### Job
Check every line below for the word "help" and give only the number of lines where it appears.

### Exercise material
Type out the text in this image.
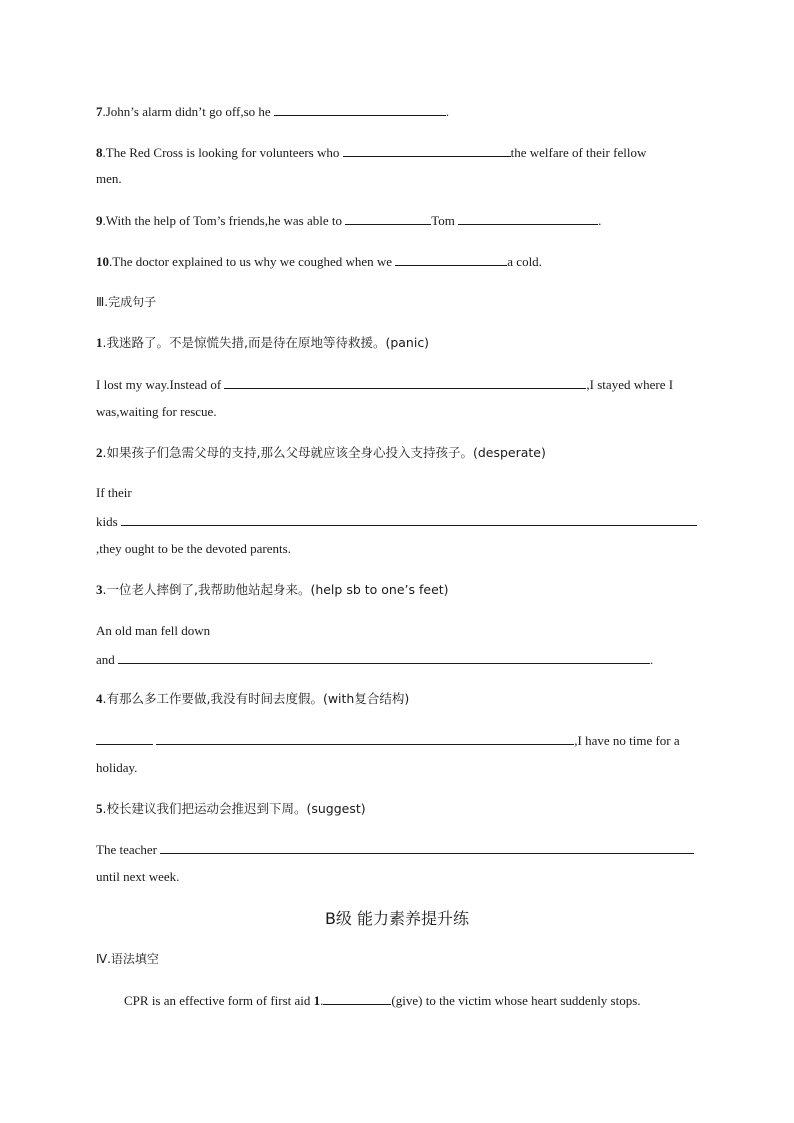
7.John’s alarm didn’t go off,so he	.
8.The Red Cross is looking for volunteers who	the welfare of their fellow
men.
9.With the help of Tom’s friends,he was able to	Tom	.
10.The doctor explained to us why we coughed when we	a cold.
Ⅲ.完成句子
1.我迷路了。不是惊慌失措,而是待在原地等待救援。(panic)
I lost my way.Instead of	,I stayed where I
was,waiting for rescue.
2.如果孩子们急需父母的支持,那么父母就应该全身心投入支持孩子。(desperate)
If their
kids
,they ought to be the devoted parents.
3.一位老人摔倒了,我帮助他站起身来。(help sb to one’s feet)
An old man fell down
and	.
4.有那么多工作要做,我没有时间去度假。(with复合结构)
,I have no time for a
holiday.
5.校长建议我们把运动会推迟到下周。(suggest)
The teacher
until next week.
B级 能力素养提升练
Ⅳ.语法填空
CPR is an effective form of first aid 1.	(give) to the victim whose heart suddenly stops.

### Exercise output
2